● **PROBLEM TO SOLVE**: An exact copy of all the data is required, with pictures left out.

((

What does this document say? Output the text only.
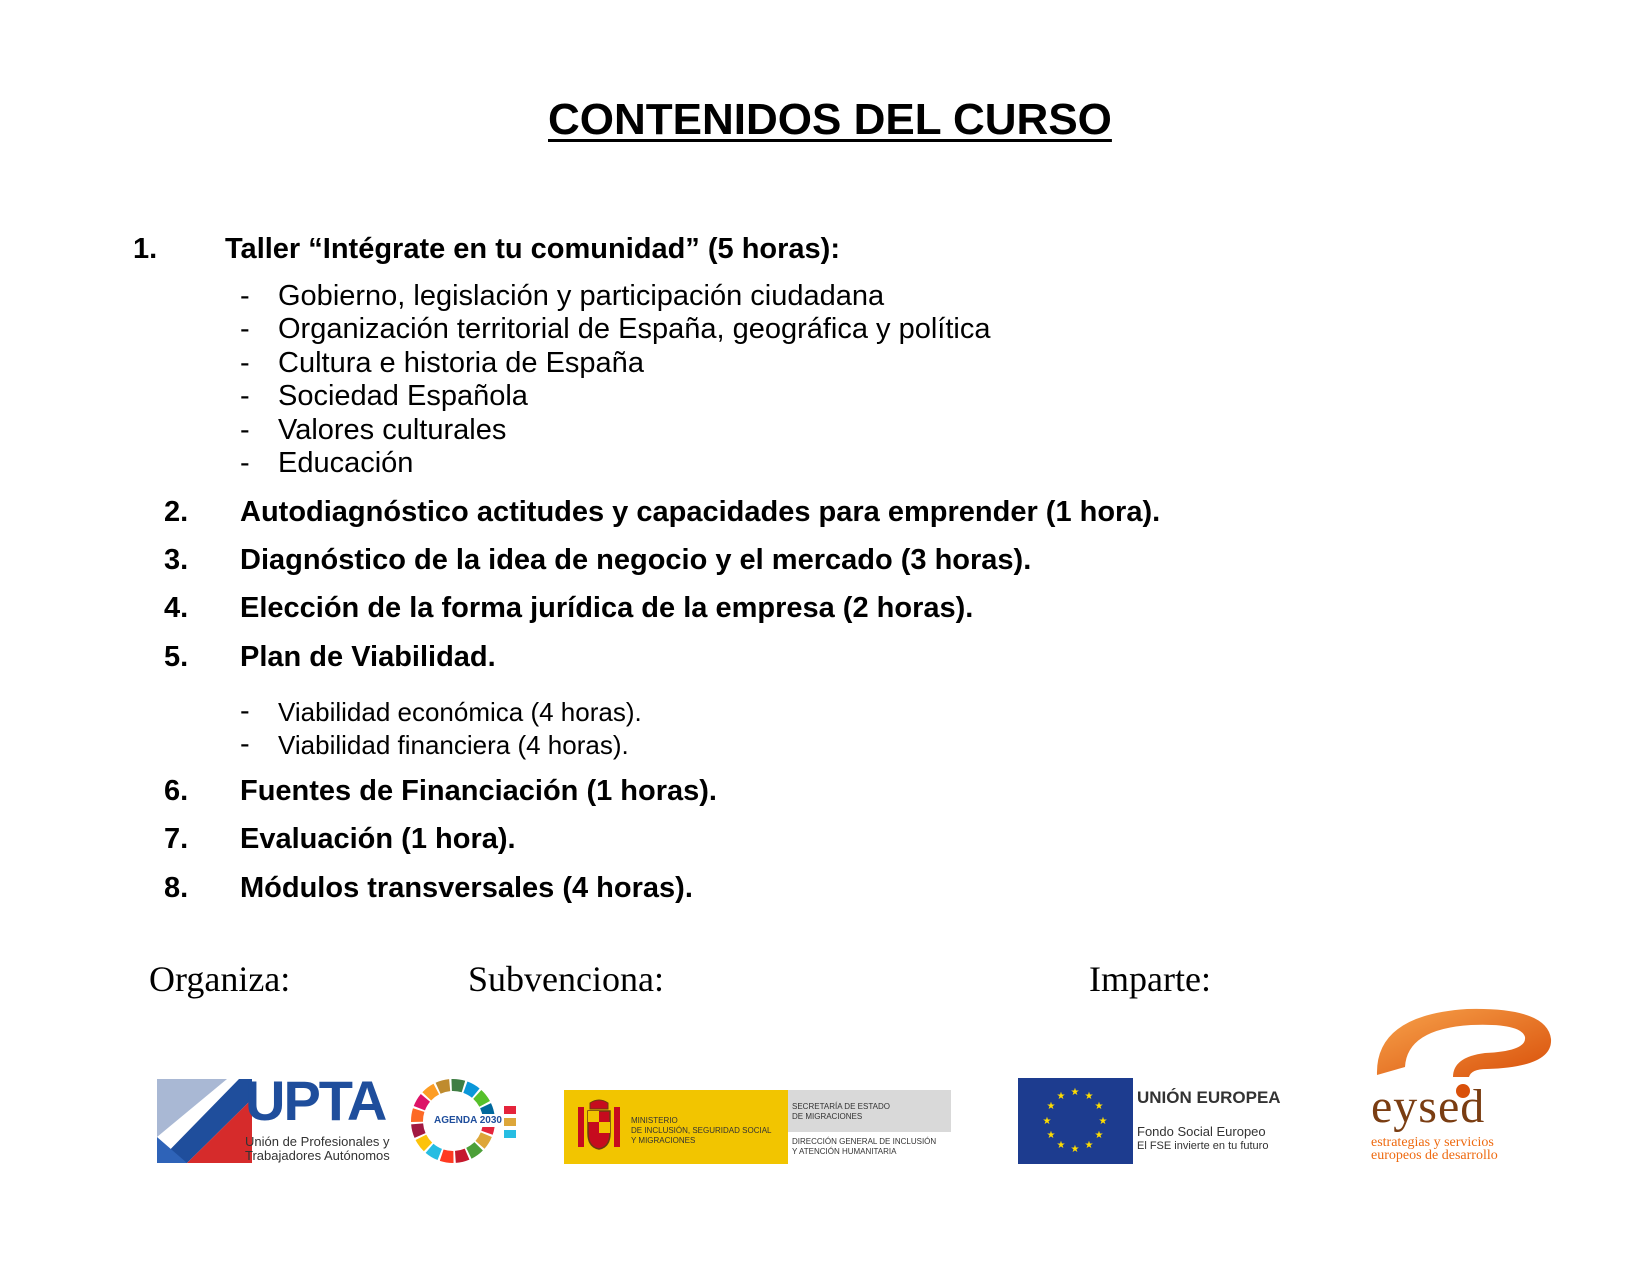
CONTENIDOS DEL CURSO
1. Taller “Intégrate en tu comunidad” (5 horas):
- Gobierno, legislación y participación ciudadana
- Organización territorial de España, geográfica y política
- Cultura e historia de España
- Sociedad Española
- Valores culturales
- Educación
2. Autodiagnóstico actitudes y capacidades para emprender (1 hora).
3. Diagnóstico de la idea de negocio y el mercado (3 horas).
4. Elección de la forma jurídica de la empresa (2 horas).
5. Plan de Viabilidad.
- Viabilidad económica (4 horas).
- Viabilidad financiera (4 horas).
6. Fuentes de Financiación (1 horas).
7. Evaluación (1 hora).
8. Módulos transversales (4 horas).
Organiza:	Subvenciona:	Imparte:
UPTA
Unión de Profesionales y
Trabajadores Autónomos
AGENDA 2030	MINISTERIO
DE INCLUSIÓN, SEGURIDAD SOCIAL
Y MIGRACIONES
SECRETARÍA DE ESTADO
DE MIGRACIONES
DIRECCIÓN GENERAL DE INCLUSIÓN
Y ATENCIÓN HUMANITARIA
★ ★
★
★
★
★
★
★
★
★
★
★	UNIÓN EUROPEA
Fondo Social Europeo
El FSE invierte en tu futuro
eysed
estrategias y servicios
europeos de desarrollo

))

● **THE COMPLETED TASK**:
What does this document say? Output the text only.
CONTENIDOS DEL CURSO
1. Taller “Intégrate en tu comunidad” (5 horas):
- Gobierno, legislación y participación ciudadana
- Organización territorial de España, geográfica y política
- Cultura e historia de España
- Sociedad Española
- Valores culturales
- Educación
2. Autodiagnóstico actitudes y capacidades para emprender (1 hora).
3. Diagnóstico de la idea de negocio y el mercado (3 horas).
4. Elección de la forma jurídica de la empresa (2 horas).
5. Plan de Viabilidad.
- Viabilidad económica (4 horas).
- Viabilidad financiera (4 horas).
6. Fuentes de Financiación (1 horas).
7. Evaluación (1 hora).
8. Módulos transversales (4 horas).
Organiza:	Subvenciona:	Imparte:
UPTA
Unión de Profesionales y
Trabajadores Autónomos
AGENDA 2030	MINISTERIO
DE INCLUSIÓN, SEGURIDAD SOCIAL
Y MIGRACIONES
SECRETARÍA DE ESTADO
DE MIGRACIONES
DIRECCIÓN GENERAL DE INCLUSIÓN
Y ATENCIÓN HUMANITARIA
★ ★
★
★
★
★
★
★
★
★
★
★	UNIÓN EUROPEA
Fondo Social Europeo
El FSE invierte en tu futuro
eysed
estrategias y servicios
europeos de desarrollo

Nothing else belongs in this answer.